**Record extracts:**
-.-.-

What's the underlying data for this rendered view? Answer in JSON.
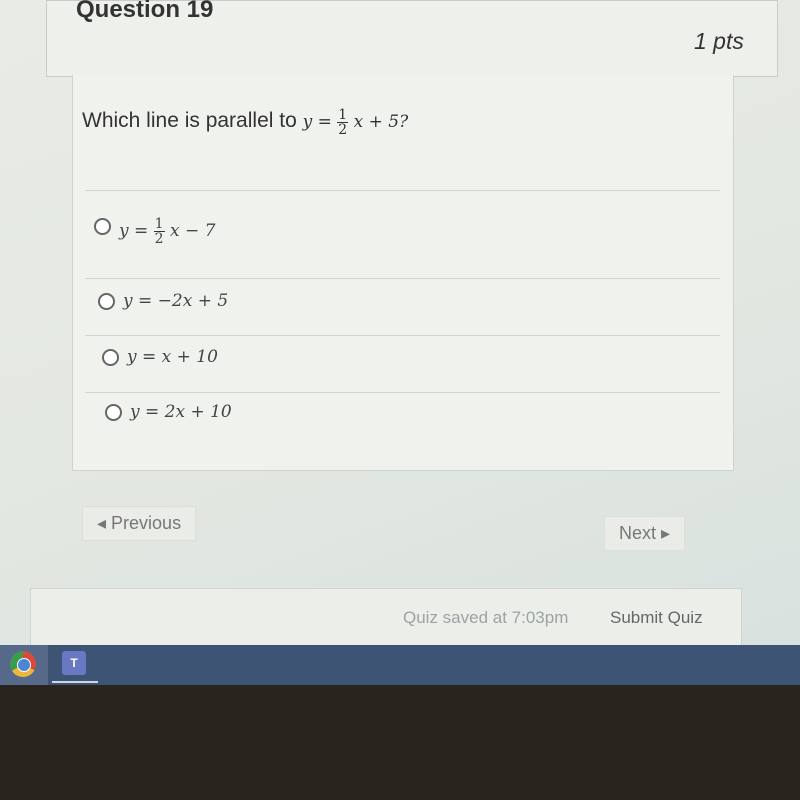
{
  "question": {
    "title": "Question 19",
    "points": "1 pts",
    "prompt": "Which line is parallel to",
    "equation": {
      "lhs": "y =",
      "num": "1",
      "den": "2",
      "rest": "x + 5",
      "suffix": "?"
    }
  },
  "answers": [
    {
      "lhs": "y =",
      "num": "1",
      "den": "2",
      "rest": "x − 7",
      "selected": false
    },
    {
      "text": "y = −2x + 5",
      "selected": false
    },
    {
      "text": "y = x + 10",
      "selected": false
    },
    {
      "text": "y = 2x + 10",
      "selected": false
    }
  ],
  "nav": {
    "previous": "◂ Previous",
    "next": "Next ▸"
  },
  "footer": {
    "saved": "Quiz saved at 7:03pm",
    "submit": "Submit Quiz"
  },
  "taskbar": {
    "apps": [
      "chrome-icon",
      "teams-icon"
    ],
    "teams_letter": "T"
  }
}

-.-.-

Output the material word for word, omitting its pictures.

What's the underlying data for this rendered view? Answer in JSON.
{
  "question": {
    "title": "Question 19",
    "points": "1 pts",
    "prompt": "Which line is parallel to",
    "equation": {
      "lhs": "y =",
      "num": "1",
      "den": "2",
      "rest": "x + 5",
      "suffix": "?"
    }
  },
  "answers": [
    {
      "lhs": "y =",
      "num": "1",
      "den": "2",
      "rest": "x − 7",
      "selected": false
    },
    {
      "text": "y = −2x + 5",
      "selected": false
    },
    {
      "text": "y = x + 10",
      "selected": false
    },
    {
      "text": "y = 2x + 10",
      "selected": false
    }
  ],
  "nav": {
    "previous": "◂ Previous",
    "next": "Next ▸"
  },
  "footer": {
    "saved": "Quiz saved at 7:03pm",
    "submit": "Submit Quiz"
  },
  "taskbar": {
    "apps": [
      "chrome-icon",
      "teams-icon"
    ],
    "teams_letter": "T"
  }
}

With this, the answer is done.